(Lines of data)
::::::::::

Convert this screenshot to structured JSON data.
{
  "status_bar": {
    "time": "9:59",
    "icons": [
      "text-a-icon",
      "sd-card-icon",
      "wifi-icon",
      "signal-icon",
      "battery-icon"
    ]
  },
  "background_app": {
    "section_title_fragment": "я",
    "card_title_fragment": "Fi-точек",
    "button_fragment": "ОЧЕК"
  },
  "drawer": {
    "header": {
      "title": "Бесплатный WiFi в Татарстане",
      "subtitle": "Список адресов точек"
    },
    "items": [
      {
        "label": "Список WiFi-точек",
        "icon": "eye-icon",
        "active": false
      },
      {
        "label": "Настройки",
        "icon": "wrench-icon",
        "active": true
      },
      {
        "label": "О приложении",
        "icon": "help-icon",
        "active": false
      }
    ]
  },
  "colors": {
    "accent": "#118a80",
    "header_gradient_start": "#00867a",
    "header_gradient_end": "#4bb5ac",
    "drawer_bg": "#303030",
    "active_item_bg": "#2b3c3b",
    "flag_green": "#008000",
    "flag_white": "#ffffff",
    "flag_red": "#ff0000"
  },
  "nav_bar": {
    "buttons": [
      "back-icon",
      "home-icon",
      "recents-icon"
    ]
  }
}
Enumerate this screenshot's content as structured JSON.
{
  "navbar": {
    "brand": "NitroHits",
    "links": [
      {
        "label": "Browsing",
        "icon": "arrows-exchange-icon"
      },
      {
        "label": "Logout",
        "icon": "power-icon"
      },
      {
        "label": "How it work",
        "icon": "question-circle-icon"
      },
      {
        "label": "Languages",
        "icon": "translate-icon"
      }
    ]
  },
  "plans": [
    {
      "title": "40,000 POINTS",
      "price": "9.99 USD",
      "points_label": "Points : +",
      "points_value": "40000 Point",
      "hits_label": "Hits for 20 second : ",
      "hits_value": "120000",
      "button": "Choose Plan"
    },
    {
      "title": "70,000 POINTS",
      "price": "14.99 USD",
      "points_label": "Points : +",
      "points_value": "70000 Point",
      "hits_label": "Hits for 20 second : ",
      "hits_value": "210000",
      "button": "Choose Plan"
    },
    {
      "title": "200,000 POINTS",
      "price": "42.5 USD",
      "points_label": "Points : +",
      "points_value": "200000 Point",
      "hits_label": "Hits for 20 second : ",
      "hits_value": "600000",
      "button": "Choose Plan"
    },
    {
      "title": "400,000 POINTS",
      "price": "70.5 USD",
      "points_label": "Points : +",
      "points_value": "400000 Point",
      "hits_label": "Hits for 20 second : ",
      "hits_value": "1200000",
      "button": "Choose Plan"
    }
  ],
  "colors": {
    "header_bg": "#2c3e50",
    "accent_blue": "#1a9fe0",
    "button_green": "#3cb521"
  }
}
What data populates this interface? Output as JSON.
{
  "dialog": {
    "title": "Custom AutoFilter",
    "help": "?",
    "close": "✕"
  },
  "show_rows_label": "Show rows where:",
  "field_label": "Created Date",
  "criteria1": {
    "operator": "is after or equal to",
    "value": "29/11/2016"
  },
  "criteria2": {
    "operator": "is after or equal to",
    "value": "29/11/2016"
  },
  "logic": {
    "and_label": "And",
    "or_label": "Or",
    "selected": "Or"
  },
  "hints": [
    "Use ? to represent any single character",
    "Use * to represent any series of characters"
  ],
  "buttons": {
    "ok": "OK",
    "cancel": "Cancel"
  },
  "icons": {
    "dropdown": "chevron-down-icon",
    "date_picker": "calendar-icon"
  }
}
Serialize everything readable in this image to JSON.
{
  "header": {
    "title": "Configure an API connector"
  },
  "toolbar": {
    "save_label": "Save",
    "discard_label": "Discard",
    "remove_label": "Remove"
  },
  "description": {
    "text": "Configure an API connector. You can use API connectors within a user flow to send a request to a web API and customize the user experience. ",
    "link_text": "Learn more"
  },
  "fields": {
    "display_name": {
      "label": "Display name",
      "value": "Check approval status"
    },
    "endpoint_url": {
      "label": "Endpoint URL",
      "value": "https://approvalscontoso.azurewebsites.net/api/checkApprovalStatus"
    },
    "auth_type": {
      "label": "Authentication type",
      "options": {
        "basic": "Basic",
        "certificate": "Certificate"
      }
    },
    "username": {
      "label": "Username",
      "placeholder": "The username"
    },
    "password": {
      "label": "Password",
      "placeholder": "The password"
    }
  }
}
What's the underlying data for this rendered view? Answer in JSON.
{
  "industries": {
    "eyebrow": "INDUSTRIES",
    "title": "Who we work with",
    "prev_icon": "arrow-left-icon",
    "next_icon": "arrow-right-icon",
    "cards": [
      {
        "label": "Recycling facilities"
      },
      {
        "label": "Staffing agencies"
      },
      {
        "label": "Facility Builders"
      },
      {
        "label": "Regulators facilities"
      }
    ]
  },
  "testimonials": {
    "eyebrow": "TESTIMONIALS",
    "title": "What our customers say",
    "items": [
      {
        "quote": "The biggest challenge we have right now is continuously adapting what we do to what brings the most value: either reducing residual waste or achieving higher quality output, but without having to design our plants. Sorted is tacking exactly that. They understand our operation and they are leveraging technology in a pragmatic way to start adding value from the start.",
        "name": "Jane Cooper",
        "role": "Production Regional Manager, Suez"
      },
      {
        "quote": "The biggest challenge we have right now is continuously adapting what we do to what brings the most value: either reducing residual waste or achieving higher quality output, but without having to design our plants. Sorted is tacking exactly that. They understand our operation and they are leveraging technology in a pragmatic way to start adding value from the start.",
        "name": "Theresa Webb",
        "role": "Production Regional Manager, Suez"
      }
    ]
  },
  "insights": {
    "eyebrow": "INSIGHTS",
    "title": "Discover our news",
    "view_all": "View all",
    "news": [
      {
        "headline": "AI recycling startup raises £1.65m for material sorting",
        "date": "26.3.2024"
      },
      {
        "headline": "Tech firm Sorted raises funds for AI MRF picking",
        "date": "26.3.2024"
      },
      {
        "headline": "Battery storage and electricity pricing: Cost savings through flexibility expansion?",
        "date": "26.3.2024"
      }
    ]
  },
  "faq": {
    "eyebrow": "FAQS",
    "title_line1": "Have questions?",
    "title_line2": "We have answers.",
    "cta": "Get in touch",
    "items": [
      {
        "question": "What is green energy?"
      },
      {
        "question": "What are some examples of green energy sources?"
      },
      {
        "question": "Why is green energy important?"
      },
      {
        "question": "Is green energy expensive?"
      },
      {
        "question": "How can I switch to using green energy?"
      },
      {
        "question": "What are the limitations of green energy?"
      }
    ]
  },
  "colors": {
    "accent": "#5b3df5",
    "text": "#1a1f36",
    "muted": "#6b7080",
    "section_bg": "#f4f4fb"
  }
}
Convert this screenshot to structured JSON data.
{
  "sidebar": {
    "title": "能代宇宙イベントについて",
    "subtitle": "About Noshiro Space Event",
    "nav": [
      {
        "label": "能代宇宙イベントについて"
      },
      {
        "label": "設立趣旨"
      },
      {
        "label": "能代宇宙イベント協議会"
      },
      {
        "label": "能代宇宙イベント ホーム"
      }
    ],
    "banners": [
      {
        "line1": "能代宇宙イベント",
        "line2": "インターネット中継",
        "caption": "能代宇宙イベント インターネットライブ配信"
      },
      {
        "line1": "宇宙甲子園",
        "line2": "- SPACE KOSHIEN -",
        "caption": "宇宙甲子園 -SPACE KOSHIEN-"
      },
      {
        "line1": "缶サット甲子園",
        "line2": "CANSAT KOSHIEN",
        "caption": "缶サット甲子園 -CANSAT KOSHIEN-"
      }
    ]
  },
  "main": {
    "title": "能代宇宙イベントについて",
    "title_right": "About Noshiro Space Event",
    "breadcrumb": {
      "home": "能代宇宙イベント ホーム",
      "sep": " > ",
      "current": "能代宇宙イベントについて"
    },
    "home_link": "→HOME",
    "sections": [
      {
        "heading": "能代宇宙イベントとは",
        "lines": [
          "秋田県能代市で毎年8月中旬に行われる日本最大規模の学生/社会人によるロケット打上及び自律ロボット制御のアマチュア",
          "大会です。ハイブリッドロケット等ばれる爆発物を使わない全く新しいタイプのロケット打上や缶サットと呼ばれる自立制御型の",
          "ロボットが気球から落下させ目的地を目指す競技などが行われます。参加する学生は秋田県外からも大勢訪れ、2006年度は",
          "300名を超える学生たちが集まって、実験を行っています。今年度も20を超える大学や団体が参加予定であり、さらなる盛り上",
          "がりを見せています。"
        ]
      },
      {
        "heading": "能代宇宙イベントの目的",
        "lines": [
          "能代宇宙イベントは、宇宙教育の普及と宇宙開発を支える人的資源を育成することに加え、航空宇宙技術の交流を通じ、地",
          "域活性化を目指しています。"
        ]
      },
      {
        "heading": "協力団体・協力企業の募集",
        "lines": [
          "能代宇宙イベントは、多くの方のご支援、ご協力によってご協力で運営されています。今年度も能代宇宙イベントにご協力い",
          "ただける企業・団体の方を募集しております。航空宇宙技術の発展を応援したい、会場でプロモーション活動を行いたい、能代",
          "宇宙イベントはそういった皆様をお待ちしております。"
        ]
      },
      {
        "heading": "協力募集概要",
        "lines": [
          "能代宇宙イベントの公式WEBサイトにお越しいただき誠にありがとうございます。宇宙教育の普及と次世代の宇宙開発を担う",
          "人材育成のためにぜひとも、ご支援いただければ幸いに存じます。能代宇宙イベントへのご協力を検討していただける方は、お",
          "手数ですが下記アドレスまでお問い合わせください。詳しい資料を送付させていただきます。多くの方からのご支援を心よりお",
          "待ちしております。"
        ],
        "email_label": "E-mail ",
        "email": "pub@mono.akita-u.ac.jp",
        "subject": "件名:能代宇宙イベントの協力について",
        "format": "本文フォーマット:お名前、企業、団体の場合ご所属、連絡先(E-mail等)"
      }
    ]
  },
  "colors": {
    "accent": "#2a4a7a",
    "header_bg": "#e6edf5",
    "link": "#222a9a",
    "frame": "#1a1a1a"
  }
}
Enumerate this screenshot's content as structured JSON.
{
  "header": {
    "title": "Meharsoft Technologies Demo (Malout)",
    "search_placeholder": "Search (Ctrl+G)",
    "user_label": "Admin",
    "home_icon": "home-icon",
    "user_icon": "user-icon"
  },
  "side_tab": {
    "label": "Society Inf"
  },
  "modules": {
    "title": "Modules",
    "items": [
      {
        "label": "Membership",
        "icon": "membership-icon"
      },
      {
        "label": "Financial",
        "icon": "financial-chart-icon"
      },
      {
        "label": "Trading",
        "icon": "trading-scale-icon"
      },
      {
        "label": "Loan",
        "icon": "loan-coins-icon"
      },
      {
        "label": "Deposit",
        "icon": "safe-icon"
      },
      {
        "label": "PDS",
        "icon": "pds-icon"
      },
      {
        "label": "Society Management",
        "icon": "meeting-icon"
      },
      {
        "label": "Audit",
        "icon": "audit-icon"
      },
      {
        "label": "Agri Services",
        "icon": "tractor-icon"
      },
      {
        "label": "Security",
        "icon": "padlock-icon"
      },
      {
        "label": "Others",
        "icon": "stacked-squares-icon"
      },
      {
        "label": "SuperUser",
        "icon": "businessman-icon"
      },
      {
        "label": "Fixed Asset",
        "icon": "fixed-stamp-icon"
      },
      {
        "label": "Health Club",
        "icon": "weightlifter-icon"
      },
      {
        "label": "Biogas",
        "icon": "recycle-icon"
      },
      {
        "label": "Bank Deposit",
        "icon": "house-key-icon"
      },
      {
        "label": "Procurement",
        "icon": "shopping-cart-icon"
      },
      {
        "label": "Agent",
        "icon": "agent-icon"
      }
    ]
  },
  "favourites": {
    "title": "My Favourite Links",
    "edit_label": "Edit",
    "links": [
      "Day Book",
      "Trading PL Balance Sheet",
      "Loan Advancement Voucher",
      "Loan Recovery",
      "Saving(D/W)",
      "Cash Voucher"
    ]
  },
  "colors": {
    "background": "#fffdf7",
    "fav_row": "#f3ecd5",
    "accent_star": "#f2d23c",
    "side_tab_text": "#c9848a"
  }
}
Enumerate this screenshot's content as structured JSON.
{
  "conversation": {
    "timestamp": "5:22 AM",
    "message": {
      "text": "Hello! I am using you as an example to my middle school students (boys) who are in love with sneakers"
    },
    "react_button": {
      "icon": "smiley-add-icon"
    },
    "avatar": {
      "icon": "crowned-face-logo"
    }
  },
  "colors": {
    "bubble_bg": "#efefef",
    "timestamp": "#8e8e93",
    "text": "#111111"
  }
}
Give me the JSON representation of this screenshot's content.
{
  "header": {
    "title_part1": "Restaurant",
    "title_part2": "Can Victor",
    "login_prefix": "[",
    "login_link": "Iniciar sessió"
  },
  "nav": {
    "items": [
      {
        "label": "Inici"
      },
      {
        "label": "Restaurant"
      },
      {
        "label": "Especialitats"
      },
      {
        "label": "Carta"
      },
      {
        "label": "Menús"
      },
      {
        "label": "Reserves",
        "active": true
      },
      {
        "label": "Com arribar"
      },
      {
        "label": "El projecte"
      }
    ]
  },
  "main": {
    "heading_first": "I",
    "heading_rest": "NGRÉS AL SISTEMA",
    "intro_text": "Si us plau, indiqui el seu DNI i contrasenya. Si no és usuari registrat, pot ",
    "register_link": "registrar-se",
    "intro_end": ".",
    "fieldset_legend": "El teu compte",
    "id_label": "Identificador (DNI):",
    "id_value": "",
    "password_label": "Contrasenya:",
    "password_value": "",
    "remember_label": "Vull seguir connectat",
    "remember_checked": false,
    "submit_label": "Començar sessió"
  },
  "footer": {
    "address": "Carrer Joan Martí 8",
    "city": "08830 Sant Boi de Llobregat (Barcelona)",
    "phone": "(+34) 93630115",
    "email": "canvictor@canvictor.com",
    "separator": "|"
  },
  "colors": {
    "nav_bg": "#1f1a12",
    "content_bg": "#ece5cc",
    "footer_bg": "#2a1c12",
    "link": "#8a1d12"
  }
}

::::::::::

**WHAT IS REQUIRED:** Look through the listing above. Pick out each line with "energy" and copy it.

**FINAL RESULT:**
        "question": "What is green energy?"
        "question": "What are some examples of green energy sources?"
        "question": "Why is green energy important?"
        "question": "Is green energy expensive?"
        "question": "How can I switch to using green energy?"
        "question": "What are the limitations of green energy?"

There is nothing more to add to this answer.